Select the lines that hold the word "Split" and copy each one.

BEGIN Given information

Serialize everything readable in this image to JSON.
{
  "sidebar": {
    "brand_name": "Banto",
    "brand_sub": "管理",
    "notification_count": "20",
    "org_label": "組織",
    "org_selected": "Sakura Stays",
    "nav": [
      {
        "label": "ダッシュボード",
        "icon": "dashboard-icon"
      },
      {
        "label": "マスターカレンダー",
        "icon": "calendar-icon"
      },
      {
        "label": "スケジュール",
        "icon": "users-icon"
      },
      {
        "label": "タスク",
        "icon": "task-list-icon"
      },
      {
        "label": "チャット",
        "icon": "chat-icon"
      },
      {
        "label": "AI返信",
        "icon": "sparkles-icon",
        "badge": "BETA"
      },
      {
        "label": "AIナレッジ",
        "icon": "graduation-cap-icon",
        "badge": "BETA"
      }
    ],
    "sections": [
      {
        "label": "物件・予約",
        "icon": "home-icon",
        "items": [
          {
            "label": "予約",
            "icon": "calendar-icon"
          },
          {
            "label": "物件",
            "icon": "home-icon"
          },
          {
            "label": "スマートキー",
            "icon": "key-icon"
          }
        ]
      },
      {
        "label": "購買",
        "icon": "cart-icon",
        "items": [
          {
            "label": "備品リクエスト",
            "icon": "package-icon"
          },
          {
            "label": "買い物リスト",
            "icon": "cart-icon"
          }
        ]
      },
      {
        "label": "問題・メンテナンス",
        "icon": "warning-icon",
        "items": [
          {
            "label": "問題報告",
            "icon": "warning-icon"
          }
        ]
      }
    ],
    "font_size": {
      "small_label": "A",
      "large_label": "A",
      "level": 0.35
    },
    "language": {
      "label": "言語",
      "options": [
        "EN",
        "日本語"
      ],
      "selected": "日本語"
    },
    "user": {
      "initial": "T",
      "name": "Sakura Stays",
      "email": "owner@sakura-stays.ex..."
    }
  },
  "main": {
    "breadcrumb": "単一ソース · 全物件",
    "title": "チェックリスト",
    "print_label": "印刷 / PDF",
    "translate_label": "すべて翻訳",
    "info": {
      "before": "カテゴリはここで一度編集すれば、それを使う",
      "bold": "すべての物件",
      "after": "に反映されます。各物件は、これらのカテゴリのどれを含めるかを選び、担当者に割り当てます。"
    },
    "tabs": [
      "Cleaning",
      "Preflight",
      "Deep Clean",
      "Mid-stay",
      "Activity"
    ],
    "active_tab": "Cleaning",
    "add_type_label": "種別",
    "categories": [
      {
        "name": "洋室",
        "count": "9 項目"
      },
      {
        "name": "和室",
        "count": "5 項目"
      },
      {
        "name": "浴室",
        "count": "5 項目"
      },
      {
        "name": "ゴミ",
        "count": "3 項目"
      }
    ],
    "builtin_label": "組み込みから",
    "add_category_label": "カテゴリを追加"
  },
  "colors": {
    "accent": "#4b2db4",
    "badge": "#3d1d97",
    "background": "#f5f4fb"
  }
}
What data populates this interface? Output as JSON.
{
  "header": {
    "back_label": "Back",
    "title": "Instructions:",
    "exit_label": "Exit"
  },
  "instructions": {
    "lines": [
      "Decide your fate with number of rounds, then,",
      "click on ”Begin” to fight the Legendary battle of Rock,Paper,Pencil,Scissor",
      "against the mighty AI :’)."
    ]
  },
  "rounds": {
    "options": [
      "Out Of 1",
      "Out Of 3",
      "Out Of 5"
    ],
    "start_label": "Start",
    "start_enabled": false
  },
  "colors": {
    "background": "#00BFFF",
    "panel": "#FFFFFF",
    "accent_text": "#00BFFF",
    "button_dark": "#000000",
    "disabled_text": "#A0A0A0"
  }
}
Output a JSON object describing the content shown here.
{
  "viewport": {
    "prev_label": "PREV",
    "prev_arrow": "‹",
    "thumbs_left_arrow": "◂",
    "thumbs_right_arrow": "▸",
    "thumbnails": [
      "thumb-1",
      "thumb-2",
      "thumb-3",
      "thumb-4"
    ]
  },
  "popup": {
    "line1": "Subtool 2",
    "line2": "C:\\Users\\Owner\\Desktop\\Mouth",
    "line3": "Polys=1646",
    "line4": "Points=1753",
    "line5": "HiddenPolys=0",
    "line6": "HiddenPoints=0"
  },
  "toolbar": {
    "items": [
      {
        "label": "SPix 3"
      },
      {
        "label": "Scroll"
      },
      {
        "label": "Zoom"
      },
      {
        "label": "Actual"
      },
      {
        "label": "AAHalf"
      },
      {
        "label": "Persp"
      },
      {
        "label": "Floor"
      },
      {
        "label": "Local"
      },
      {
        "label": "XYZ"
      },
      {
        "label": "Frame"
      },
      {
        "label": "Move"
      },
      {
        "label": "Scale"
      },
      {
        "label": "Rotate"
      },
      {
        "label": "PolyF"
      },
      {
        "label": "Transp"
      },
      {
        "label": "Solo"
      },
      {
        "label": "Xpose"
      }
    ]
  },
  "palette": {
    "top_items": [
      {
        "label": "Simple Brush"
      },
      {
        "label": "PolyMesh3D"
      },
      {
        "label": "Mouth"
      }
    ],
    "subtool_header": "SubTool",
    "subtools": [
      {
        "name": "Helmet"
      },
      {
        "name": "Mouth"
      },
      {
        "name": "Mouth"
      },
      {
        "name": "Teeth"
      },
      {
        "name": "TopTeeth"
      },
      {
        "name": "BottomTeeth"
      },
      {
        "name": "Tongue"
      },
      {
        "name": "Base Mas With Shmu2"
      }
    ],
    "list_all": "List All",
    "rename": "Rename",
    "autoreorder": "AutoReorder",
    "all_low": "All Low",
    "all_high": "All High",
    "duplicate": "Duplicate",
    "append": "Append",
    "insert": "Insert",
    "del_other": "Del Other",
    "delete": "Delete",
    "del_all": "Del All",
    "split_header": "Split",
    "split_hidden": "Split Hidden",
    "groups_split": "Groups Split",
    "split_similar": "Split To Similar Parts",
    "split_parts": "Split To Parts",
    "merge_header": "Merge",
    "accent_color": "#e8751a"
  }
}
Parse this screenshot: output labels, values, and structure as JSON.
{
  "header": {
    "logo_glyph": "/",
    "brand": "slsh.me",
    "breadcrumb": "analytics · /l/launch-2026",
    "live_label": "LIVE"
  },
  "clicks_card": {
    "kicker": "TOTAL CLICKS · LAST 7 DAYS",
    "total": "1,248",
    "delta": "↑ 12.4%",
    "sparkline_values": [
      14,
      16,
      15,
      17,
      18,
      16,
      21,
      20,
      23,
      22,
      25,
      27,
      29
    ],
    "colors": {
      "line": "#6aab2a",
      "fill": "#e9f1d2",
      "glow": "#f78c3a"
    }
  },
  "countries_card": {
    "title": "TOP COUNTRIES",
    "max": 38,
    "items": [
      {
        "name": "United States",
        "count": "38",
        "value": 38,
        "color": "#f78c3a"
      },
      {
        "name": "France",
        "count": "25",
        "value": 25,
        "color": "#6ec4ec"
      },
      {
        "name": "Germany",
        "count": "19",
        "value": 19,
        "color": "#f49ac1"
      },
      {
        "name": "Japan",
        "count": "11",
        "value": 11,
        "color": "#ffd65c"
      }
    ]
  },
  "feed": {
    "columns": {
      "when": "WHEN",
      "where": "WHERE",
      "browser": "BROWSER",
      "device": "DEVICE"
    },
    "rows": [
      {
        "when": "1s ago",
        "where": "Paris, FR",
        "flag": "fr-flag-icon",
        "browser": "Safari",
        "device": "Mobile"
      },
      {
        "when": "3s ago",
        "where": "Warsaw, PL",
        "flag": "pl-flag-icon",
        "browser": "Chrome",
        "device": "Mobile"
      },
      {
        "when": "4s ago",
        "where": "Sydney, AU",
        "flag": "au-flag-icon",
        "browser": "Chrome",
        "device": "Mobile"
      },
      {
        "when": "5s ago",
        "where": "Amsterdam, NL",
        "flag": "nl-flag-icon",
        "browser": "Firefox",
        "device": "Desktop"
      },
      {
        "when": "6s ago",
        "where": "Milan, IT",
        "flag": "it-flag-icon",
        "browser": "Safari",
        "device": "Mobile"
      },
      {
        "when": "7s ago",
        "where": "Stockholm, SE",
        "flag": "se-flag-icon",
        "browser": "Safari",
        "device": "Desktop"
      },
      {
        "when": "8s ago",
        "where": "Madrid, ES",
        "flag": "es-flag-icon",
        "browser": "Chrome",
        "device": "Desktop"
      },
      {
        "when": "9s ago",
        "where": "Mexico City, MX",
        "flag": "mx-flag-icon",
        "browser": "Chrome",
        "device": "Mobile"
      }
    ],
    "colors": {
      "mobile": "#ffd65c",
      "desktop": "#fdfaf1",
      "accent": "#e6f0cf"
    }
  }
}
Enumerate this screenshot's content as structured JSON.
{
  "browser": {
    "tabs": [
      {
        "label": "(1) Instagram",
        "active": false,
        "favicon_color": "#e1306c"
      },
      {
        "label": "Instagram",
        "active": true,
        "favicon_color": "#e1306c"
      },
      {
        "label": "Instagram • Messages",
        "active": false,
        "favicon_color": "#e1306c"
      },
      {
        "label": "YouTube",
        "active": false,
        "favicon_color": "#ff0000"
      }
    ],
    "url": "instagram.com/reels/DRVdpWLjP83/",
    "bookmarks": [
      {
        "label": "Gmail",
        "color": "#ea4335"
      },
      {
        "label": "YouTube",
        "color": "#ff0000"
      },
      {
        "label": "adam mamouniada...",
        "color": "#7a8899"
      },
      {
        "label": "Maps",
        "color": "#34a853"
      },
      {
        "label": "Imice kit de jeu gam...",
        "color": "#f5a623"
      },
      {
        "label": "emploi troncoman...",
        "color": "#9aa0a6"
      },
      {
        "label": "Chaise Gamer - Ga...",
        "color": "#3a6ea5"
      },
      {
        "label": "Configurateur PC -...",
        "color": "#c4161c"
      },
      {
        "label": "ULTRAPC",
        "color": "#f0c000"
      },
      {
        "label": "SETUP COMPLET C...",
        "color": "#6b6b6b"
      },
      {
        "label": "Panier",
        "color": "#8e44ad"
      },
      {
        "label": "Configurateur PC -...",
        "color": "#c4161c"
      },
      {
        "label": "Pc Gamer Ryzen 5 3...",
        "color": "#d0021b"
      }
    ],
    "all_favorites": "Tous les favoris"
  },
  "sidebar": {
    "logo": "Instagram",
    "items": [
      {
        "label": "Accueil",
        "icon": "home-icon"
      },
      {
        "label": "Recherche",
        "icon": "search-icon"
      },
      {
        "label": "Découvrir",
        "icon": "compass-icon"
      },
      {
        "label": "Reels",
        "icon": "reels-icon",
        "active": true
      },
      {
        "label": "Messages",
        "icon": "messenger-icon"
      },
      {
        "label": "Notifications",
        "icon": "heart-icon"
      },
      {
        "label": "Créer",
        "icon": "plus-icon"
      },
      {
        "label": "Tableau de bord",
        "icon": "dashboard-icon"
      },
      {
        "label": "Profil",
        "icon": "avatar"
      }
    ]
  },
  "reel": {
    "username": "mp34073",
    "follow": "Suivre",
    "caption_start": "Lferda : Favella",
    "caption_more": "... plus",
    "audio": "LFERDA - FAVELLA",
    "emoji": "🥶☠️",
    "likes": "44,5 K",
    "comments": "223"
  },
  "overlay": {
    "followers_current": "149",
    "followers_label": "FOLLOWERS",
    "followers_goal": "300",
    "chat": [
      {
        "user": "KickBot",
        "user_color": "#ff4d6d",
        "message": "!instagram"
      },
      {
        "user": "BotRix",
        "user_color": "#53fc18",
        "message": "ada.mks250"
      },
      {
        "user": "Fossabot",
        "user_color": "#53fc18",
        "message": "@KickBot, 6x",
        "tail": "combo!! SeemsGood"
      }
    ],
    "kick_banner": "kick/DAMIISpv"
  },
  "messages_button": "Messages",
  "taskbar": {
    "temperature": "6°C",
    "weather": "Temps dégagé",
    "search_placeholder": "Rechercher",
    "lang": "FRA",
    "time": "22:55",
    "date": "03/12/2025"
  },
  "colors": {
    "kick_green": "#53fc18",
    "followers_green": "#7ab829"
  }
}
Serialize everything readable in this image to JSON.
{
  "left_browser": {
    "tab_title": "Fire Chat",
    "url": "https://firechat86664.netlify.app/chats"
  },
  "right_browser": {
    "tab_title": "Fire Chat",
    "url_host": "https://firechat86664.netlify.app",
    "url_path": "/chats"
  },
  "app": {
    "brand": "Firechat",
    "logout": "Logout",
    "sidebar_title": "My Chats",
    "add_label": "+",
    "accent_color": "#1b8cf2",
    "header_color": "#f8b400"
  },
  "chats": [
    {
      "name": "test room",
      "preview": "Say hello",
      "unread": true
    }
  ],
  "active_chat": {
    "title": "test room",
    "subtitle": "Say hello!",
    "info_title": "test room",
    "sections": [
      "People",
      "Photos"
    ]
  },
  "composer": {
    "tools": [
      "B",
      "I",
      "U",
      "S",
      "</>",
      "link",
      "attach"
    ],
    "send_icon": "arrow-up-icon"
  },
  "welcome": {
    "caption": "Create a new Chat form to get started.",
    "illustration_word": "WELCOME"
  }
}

END Given information

• **Written response**:
    "split_header": "Split",
    "split_hidden": "Split Hidden",
    "groups_split": "Groups Split",
    "split_similar": "Split To Similar Parts",
    "split_parts": "Split To Parts",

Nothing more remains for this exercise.